Given problem >> Write out the full listing again, exactly as it stands.

Supplied information >>
+ + + + +

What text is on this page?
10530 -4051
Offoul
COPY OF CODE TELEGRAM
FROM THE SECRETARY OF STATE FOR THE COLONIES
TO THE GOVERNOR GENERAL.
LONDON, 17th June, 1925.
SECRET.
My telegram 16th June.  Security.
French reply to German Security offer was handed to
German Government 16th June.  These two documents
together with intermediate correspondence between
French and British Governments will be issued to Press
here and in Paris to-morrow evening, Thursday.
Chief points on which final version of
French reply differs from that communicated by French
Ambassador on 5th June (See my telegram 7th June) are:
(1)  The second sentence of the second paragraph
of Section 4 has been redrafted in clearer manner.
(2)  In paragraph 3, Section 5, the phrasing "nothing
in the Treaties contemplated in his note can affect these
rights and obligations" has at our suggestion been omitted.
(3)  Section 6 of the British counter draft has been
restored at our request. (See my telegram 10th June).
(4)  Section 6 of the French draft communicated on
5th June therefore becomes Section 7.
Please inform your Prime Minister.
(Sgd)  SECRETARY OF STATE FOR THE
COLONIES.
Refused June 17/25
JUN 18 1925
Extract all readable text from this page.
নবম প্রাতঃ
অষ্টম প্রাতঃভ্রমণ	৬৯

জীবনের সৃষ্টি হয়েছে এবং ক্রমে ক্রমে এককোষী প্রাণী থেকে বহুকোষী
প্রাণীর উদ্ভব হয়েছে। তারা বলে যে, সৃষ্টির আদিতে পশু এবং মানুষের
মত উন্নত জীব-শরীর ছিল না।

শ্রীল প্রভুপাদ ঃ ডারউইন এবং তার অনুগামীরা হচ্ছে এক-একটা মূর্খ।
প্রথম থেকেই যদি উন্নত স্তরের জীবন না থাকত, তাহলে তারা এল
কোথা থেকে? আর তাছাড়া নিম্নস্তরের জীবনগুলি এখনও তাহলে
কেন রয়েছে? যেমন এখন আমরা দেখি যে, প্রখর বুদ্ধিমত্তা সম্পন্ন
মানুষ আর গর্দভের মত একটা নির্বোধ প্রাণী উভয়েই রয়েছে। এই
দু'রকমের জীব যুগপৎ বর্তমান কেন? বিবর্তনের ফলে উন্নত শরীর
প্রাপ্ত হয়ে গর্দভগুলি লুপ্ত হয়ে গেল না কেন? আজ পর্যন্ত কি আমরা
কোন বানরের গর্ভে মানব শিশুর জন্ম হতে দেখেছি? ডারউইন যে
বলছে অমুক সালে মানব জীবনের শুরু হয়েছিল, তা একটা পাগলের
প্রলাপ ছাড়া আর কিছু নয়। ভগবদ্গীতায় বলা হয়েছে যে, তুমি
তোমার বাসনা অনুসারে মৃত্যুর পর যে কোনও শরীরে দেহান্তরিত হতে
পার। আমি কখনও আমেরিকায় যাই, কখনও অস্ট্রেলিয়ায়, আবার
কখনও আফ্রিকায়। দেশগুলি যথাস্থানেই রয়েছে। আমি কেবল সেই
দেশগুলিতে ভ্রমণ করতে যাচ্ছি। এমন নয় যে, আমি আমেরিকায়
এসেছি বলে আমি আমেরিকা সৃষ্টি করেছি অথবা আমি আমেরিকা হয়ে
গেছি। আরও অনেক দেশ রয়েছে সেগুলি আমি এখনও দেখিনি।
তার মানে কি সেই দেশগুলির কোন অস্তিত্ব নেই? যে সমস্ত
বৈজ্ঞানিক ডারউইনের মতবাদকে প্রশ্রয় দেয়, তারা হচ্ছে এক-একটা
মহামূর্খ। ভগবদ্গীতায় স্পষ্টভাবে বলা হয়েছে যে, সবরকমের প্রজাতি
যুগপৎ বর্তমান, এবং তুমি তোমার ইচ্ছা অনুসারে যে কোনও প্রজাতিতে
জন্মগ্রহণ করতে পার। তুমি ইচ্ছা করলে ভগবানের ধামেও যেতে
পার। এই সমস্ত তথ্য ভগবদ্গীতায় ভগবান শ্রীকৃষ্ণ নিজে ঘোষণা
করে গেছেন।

+ + + + +

Reply >>
What text is on this page?
10530 -4051
Offoul
COPY OF CODE TELEGRAM
FROM THE SECRETARY OF STATE FOR THE COLONIES
TO THE GOVERNOR GENERAL.
LONDON, 17th June, 1925.
SECRET.
My telegram 16th June.  Security.
French reply to German Security offer was handed to
German Government 16th June.  These two documents
together with intermediate correspondence between
French and British Governments will be issued to Press
here and in Paris to-morrow evening, Thursday.
Chief points on which final version of
French reply differs from that communicated by French
Ambassador on 5th June (See my telegram 7th June) are:
(1)  The second sentence of the second paragraph
of Section 4 has been redrafted in clearer manner.
(2)  In paragraph 3, Section 5, the phrasing "nothing
in the Treaties contemplated in his note can affect these
rights and obligations" has at our suggestion been omitted.
(3)  Section 6 of the British counter draft has been
restored at our request. (See my telegram 10th June).
(4)  Section 6 of the French draft communicated on
5th June therefore becomes Section 7.
Please inform your Prime Minister.
(Sgd)  SECRETARY OF STATE FOR THE
COLONIES.
Refused June 17/25
JUN 18 1925
Extract all readable text from this page.
নবম প্রাতঃ
অষ্টম প্রাতঃভ্রমণ	৬৯

জীবনের সৃষ্টি হয়েছে এবং ক্রমে ক্রমে এককোষী প্রাণী থেকে বহুকোষী
প্রাণীর উদ্ভব হয়েছে। তারা বলে যে, সৃষ্টির আদিতে পশু এবং মানুষের
মত উন্নত জীব-শরীর ছিল না।

শ্রীল প্রভুপাদ ঃ ডারউইন এবং তার অনুগামীরা হচ্ছে এক-একটা মূর্খ।
প্রথম থেকেই যদি উন্নত স্তরের জীবন না থাকত, তাহলে তারা এল
কোথা থেকে? আর তাছাড়া নিম্নস্তরের জীবনগুলি এখনও তাহলে
কেন রয়েছে? যেমন এখন আমরা দেখি যে, প্রখর বুদ্ধিমত্তা সম্পন্ন
মানুষ আর গর্দভের মত একটা নির্বোধ প্রাণী উভয়েই রয়েছে। এই
দু'রকমের জীব যুগপৎ বর্তমান কেন? বিবর্তনের ফলে উন্নত শরীর
প্রাপ্ত হয়ে গর্দভগুলি লুপ্ত হয়ে গেল না কেন? আজ পর্যন্ত কি আমরা
কোন বানরের গর্ভে মানব শিশুর জন্ম হতে দেখেছি? ডারউইন যে
বলছে অমুক সালে মানব জীবনের শুরু হয়েছিল, তা একটা পাগলের
প্রলাপ ছাড়া আর কিছু নয়। ভগবদ্গীতায় বলা হয়েছে যে, তুমি
তোমার বাসনা অনুসারে মৃত্যুর পর যে কোনও শরীরে দেহান্তরিত হতে
পার। আমি কখনও আমেরিকায় যাই, কখনও অস্ট্রেলিয়ায়, আবার
কখনও আফ্রিকায়। দেশগুলি যথাস্থানেই রয়েছে। আমি কেবল সেই
দেশগুলিতে ভ্রমণ করতে যাচ্ছি। এমন নয় যে, আমি আমেরিকায়
এসেছি বলে আমি আমেরিকা সৃষ্টি করেছি অথবা আমি আমেরিকা হয়ে
গেছি। আরও অনেক দেশ রয়েছে সেগুলি আমি এখনও দেখিনি।
তার মানে কি সেই দেশগুলির কোন অস্তিত্ব নেই? যে সমস্ত
বৈজ্ঞানিক ডারউইনের মতবাদকে প্রশ্রয় দেয়, তারা হচ্ছে এক-একটা
মহামূর্খ। ভগবদ্গীতায় স্পষ্টভাবে বলা হয়েছে যে, সবরকমের প্রজাতি
যুগপৎ বর্তমান, এবং তুমি তোমার ইচ্ছা অনুসারে যে কোনও প্রজাতিতে
জন্মগ্রহণ করতে পার। তুমি ইচ্ছা করলে ভগবানের ধামেও যেতে
পার। এই সমস্ত তথ্য ভগবদ্গীতায় ভগবান শ্রীকৃষ্ণ নিজে ঘোষণা
করে গেছেন।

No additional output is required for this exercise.